--- Input rows ---
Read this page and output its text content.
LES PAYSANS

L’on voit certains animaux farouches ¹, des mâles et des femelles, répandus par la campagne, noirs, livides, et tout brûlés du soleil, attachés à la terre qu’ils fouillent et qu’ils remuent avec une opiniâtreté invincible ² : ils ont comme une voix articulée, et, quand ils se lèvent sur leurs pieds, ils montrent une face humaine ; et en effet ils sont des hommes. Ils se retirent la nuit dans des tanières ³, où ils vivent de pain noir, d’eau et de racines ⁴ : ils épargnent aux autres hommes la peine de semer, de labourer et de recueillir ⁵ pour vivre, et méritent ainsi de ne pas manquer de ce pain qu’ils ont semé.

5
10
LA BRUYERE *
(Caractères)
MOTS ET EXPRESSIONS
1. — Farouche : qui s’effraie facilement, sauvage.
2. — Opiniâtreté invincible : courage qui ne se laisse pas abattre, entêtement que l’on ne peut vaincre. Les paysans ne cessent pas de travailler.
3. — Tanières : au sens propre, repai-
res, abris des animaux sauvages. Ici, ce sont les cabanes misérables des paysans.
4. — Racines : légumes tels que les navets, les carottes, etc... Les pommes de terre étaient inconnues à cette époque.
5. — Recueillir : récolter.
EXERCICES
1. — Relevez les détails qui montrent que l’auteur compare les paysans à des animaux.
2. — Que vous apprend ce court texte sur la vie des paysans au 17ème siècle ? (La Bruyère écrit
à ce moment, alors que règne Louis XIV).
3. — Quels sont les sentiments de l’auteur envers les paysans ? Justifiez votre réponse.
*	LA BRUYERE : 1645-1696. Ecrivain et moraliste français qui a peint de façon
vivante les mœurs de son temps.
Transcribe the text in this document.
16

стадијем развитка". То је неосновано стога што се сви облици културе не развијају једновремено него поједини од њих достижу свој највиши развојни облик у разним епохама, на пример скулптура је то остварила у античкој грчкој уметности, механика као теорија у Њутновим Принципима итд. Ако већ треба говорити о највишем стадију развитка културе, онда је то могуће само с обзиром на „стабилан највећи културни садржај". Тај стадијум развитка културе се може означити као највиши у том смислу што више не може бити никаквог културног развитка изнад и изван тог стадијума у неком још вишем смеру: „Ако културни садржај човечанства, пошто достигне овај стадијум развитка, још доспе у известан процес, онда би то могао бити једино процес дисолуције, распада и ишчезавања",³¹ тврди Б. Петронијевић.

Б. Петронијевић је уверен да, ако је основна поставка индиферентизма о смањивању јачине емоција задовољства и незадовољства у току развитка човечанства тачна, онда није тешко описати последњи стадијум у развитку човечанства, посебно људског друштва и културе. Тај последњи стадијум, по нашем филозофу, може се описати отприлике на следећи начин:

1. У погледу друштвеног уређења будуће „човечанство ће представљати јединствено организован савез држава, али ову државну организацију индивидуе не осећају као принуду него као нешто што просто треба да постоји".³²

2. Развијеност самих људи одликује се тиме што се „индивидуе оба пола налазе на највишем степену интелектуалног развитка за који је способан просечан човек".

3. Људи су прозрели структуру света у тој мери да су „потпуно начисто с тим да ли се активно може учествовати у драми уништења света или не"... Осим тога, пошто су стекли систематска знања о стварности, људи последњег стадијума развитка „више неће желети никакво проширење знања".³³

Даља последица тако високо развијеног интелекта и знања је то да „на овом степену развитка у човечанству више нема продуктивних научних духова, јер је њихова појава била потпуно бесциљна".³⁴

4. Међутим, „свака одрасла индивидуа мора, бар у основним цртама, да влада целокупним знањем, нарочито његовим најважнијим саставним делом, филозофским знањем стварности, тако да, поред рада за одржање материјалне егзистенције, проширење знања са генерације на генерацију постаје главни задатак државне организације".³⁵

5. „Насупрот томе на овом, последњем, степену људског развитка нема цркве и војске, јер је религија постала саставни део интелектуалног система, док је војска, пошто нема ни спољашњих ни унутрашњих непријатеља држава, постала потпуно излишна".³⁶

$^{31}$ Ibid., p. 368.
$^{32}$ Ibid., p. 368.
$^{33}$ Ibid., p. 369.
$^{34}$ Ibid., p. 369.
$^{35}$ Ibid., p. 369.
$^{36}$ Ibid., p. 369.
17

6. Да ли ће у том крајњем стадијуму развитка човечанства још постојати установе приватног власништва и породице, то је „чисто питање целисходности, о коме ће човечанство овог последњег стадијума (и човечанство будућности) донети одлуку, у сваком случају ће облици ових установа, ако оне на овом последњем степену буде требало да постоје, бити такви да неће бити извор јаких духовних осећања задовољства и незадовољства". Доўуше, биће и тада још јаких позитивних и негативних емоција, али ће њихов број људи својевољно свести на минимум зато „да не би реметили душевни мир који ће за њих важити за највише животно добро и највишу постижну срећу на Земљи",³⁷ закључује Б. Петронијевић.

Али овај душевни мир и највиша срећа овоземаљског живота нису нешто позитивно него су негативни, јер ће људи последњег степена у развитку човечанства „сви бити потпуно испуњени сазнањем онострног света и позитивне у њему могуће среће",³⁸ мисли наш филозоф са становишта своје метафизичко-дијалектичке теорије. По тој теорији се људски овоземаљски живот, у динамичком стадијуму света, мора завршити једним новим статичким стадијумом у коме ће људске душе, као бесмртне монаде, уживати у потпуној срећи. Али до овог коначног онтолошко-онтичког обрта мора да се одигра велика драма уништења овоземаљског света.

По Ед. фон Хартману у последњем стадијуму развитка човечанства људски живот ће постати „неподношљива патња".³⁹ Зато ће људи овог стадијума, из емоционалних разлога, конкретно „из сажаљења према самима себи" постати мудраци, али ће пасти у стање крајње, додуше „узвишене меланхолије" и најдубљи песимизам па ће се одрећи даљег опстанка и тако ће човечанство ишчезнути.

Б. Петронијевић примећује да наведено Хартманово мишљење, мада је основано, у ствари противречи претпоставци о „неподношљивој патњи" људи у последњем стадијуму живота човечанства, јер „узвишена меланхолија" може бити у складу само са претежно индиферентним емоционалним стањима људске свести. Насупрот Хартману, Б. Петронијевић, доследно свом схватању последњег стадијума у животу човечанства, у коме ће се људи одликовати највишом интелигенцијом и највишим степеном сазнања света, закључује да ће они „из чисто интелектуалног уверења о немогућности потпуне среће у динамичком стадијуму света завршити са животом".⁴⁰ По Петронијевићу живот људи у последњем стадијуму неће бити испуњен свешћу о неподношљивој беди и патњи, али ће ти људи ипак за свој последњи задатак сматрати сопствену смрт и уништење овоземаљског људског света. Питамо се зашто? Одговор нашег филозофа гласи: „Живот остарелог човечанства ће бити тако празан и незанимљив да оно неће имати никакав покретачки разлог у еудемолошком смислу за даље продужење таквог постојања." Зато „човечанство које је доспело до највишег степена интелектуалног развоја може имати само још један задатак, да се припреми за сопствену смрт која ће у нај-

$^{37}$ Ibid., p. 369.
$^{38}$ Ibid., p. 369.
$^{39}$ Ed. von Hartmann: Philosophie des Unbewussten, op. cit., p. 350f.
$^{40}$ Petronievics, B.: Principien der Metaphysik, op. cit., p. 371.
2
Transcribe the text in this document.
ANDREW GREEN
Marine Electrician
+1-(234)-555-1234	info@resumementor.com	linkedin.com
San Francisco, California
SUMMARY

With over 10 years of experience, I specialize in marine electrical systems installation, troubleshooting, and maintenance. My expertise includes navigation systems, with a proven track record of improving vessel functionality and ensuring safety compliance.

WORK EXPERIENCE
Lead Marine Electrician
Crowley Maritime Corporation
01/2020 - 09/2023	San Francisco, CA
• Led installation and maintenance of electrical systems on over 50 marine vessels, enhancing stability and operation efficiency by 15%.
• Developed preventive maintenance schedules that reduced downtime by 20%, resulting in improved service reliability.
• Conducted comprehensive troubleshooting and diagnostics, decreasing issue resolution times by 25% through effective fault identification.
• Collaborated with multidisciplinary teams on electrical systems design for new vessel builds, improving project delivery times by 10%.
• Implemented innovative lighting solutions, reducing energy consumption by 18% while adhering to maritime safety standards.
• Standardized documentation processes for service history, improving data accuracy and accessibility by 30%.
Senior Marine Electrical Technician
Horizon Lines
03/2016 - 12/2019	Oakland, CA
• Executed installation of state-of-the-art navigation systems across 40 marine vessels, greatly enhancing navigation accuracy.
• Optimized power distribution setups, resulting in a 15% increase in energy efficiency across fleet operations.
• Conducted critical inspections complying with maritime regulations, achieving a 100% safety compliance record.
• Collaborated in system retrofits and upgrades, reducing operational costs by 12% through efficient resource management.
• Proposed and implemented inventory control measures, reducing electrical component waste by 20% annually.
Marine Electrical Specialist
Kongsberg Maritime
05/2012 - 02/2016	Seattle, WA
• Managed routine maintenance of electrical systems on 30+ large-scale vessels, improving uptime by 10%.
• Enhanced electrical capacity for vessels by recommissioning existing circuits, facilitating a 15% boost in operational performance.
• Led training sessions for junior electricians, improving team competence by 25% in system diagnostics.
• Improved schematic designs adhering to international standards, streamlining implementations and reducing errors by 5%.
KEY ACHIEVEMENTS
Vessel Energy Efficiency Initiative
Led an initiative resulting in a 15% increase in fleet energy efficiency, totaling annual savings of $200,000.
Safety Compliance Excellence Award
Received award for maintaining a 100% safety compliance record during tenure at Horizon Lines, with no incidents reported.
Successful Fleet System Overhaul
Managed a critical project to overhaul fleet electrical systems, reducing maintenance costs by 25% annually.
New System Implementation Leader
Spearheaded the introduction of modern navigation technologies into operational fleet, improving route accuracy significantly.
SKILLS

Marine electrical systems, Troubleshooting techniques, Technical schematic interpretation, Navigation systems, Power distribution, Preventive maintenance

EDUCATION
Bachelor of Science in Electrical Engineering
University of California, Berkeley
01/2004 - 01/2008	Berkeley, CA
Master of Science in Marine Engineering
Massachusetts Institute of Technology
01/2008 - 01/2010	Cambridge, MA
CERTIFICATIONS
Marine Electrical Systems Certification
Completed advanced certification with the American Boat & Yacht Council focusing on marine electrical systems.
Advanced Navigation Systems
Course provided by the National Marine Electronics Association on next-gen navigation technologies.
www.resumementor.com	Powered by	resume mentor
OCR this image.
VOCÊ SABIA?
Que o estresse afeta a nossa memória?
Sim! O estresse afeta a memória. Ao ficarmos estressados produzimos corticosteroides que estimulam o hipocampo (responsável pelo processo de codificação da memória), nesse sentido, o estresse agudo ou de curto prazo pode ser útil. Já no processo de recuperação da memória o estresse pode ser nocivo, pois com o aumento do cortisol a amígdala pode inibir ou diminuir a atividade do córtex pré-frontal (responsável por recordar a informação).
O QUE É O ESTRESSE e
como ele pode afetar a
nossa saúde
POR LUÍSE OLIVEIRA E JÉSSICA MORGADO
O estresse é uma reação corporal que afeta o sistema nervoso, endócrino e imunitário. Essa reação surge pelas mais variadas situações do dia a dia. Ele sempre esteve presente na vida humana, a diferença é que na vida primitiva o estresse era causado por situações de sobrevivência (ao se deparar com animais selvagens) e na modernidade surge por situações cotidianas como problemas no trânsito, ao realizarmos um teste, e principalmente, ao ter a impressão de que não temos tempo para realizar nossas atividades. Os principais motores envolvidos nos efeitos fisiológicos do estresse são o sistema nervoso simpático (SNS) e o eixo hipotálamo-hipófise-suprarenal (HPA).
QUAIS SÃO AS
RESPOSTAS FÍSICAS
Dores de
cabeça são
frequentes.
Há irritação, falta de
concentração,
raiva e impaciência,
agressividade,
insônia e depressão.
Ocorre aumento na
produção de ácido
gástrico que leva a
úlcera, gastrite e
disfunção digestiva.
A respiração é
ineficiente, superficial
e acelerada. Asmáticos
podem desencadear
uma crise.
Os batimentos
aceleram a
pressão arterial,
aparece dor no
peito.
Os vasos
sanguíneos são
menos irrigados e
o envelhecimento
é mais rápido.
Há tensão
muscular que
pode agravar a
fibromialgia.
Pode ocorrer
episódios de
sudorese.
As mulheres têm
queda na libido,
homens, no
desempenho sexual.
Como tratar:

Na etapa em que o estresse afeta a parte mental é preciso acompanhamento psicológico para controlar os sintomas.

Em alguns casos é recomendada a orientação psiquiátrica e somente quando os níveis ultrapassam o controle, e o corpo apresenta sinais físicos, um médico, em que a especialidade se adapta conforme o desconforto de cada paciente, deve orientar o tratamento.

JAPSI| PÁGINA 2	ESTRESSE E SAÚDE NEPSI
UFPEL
---
(Your instructions)
List the lines of the records where "accuracy" occurs.

(Result of this task)
• Standardized documentation processes for service history, improving data accuracy and accessibility by 30%.
• Executed installation of state-of-the-art navigation systems across 40 marine vessels, greatly enhancing navigation accuracy.
Spearheaded the introduction of modern navigation technologies into operational fleet, improving route accuracy significantly.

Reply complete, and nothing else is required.